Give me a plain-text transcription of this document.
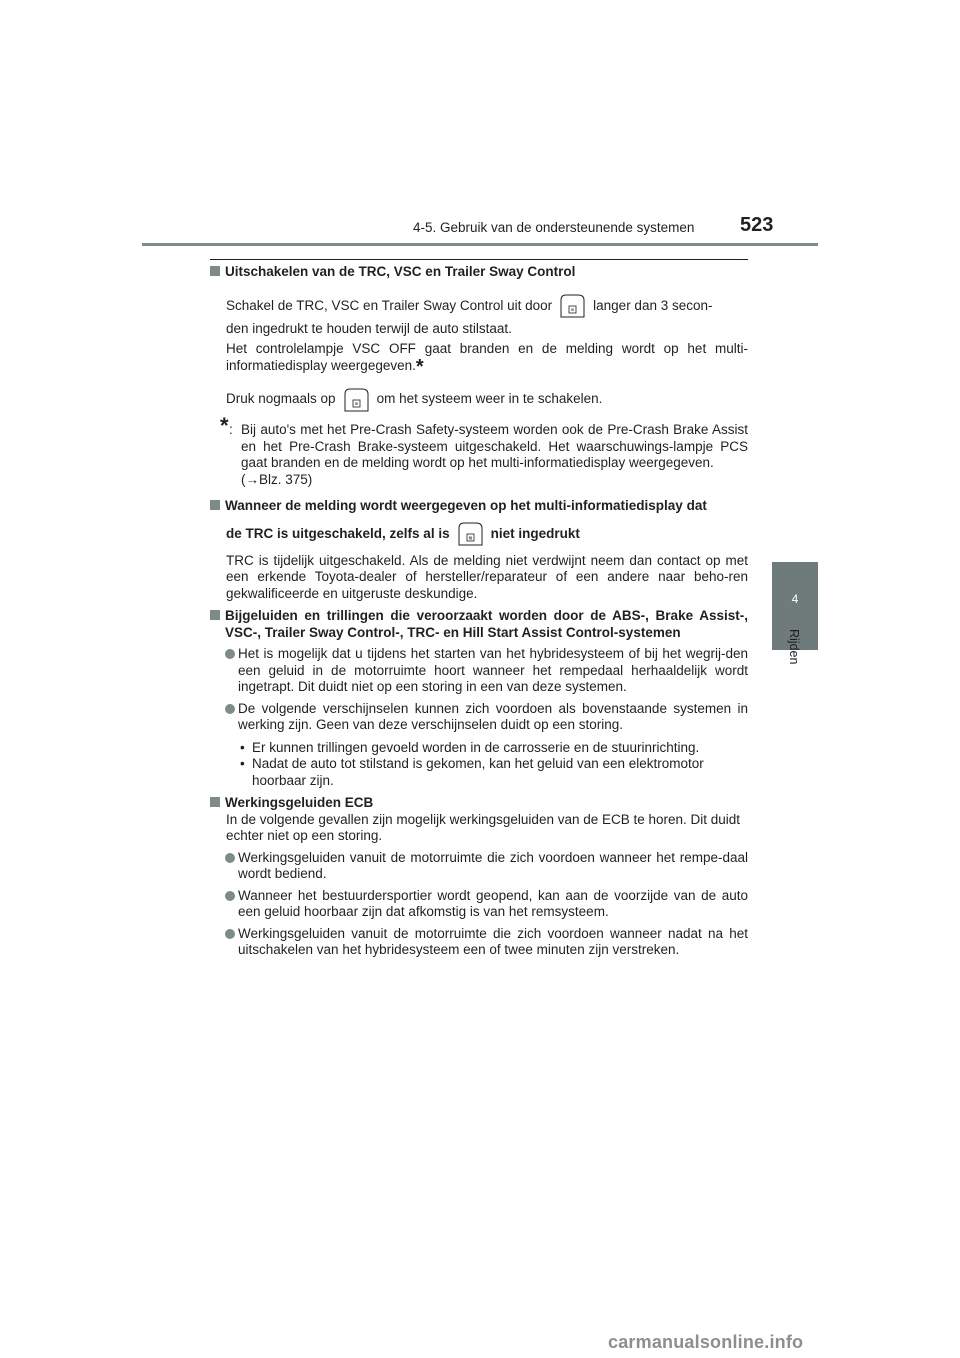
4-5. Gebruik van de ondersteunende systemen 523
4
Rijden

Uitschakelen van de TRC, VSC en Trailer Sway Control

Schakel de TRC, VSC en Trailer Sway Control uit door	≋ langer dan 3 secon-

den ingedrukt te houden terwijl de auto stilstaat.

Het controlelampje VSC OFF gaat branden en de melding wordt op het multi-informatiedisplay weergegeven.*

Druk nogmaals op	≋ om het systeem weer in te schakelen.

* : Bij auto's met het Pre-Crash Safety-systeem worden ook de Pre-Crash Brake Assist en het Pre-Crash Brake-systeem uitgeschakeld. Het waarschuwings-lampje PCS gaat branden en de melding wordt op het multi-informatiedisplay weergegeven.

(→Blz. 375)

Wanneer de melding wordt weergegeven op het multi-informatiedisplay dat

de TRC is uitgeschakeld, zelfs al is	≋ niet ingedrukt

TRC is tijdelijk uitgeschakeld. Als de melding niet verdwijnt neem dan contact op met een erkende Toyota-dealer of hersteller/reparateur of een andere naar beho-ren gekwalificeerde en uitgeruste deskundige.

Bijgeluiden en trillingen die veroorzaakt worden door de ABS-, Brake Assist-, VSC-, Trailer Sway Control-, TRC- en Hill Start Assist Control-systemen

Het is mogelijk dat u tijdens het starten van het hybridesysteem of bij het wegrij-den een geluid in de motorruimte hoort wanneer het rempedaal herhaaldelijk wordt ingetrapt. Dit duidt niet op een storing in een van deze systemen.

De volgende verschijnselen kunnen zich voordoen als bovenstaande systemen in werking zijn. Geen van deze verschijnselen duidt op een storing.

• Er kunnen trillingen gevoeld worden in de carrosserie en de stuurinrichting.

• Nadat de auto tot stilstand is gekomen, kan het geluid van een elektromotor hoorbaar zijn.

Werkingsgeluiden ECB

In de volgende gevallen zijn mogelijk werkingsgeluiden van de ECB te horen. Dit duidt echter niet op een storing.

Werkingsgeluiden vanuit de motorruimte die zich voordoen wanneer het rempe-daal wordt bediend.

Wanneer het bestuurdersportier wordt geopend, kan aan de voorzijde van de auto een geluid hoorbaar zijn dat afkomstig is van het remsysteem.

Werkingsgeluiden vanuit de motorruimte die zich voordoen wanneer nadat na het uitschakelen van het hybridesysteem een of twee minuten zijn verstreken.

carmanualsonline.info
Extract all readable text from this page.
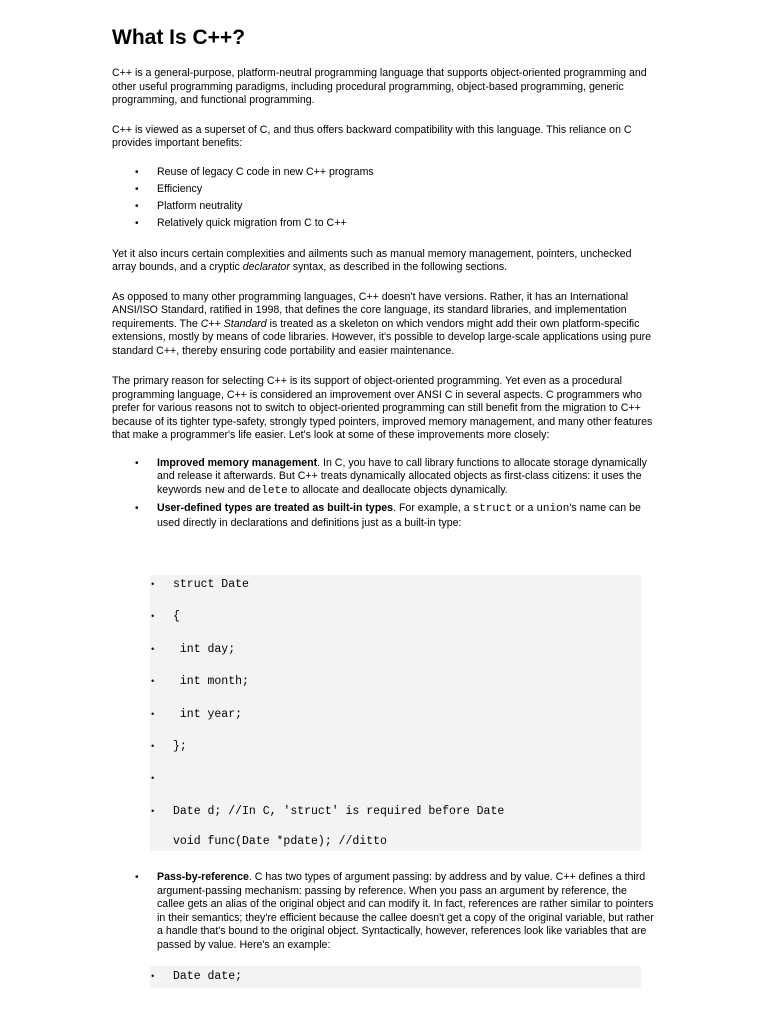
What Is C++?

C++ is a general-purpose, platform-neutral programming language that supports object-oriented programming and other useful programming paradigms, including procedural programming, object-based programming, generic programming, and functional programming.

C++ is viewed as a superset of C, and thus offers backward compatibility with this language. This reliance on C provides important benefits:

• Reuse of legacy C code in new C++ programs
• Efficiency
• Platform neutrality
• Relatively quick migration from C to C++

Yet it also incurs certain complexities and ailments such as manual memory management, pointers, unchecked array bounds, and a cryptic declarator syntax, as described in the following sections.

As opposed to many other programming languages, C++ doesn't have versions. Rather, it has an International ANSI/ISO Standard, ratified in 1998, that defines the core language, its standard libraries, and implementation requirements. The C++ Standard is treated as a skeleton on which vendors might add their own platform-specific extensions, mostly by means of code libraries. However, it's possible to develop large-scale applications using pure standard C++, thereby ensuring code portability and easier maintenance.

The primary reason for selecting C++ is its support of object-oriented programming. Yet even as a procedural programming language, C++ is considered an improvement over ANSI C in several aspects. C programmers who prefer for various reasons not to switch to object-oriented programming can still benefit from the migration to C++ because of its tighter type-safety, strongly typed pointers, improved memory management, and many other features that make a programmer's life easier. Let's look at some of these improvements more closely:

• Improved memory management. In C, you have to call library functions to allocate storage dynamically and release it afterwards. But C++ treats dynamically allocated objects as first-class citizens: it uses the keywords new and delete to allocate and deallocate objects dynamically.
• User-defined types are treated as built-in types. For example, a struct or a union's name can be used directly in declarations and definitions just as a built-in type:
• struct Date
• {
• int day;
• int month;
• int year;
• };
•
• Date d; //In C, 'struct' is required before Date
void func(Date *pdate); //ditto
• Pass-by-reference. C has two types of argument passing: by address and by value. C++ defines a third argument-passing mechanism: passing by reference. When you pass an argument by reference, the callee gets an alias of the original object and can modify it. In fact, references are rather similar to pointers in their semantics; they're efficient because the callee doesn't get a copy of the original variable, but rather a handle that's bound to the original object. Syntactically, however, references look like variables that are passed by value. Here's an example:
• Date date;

TASK BRIEF: Without including any picture, repeat the data exactly.

TASK RESULT:
Give me a plain-text transcription of this document.
4-5. Gebruik van de ondersteunende systemen 523
4
Rijden

Uitschakelen van de TRC, VSC en Trailer Sway Control

Schakel de TRC, VSC en Trailer Sway Control uit door	≋ langer dan 3 secon-

den ingedrukt te houden terwijl de auto stilstaat.

Het controlelampje VSC OFF gaat branden en de melding wordt op het multi-informatiedisplay weergegeven.*

Druk nogmaals op	≋ om het systeem weer in te schakelen.

* : Bij auto's met het Pre-Crash Safety-systeem worden ook de Pre-Crash Brake Assist en het Pre-Crash Brake-systeem uitgeschakeld. Het waarschuwings-lampje PCS gaat branden en de melding wordt op het multi-informatiedisplay weergegeven.

(→Blz. 375)

Wanneer de melding wordt weergegeven op het multi-informatiedisplay dat

de TRC is uitgeschakeld, zelfs al is	≋ niet ingedrukt

TRC is tijdelijk uitgeschakeld. Als de melding niet verdwijnt neem dan contact op met een erkende Toyota-dealer of hersteller/reparateur of een andere naar beho-ren gekwalificeerde en uitgeruste deskundige.

Bijgeluiden en trillingen die veroorzaakt worden door de ABS-, Brake Assist-, VSC-, Trailer Sway Control-, TRC- en Hill Start Assist Control-systemen

Het is mogelijk dat u tijdens het starten van het hybridesysteem of bij het wegrij-den een geluid in de motorruimte hoort wanneer het rempedaal herhaaldelijk wordt ingetrapt. Dit duidt niet op een storing in een van deze systemen.

De volgende verschijnselen kunnen zich voordoen als bovenstaande systemen in werking zijn. Geen van deze verschijnselen duidt op een storing.

• Er kunnen trillingen gevoeld worden in de carrosserie en de stuurinrichting.

• Nadat de auto tot stilstand is gekomen, kan het geluid van een elektromotor hoorbaar zijn.

Werkingsgeluiden ECB

In de volgende gevallen zijn mogelijk werkingsgeluiden van de ECB te horen. Dit duidt echter niet op een storing.

Werkingsgeluiden vanuit de motorruimte die zich voordoen wanneer het rempe-daal wordt bediend.

Wanneer het bestuurdersportier wordt geopend, kan aan de voorzijde van de auto een geluid hoorbaar zijn dat afkomstig is van het remsysteem.

Werkingsgeluiden vanuit de motorruimte die zich voordoen wanneer nadat na het uitschakelen van het hybridesysteem een of twee minuten zijn verstreken.

carmanualsonline.info
Extract all readable text from this page.
What Is C++?

C++ is a general-purpose, platform-neutral programming language that supports object-oriented programming and other useful programming paradigms, including procedural programming, object-based programming, generic programming, and functional programming.

C++ is viewed as a superset of C, and thus offers backward compatibility with this language. This reliance on C provides important benefits:

• Reuse of legacy C code in new C++ programs
• Efficiency
• Platform neutrality
• Relatively quick migration from C to C++

Yet it also incurs certain complexities and ailments such as manual memory management, pointers, unchecked array bounds, and a cryptic declarator syntax, as described in the following sections.

As opposed to many other programming languages, C++ doesn't have versions. Rather, it has an International ANSI/ISO Standard, ratified in 1998, that defines the core language, its standard libraries, and implementation requirements. The C++ Standard is treated as a skeleton on which vendors might add their own platform-specific extensions, mostly by means of code libraries. However, it's possible to develop large-scale applications using pure standard C++, thereby ensuring code portability and easier maintenance.

The primary reason for selecting C++ is its support of object-oriented programming. Yet even as a procedural programming language, C++ is considered an improvement over ANSI C in several aspects. C programmers who prefer for various reasons not to switch to object-oriented programming can still benefit from the migration to C++ because of its tighter type-safety, strongly typed pointers, improved memory management, and many other features that make a programmer's life easier. Let's look at some of these improvements more closely:

• Improved memory management. In C, you have to call library functions to allocate storage dynamically and release it afterwards. But C++ treats dynamically allocated objects as first-class citizens: it uses the keywords new and delete to allocate and deallocate objects dynamically.
• User-defined types are treated as built-in types. For example, a struct or a union's name can be used directly in declarations and definitions just as a built-in type:
• struct Date
• {
• int day;
• int month;
• int year;
• };
•
• Date d; //In C, 'struct' is required before Date
void func(Date *pdate); //ditto
• Pass-by-reference. C has two types of argument passing: by address and by value. C++ defines a third argument-passing mechanism: passing by reference. When you pass an argument by reference, the callee gets an alias of the original object and can modify it. In fact, references are rather similar to pointers in their semantics; they're efficient because the callee doesn't get a copy of the original variable, but rather a handle that's bound to the original object. Syntactically, however, references look like variables that are passed by value. Here's an example:
• Date date;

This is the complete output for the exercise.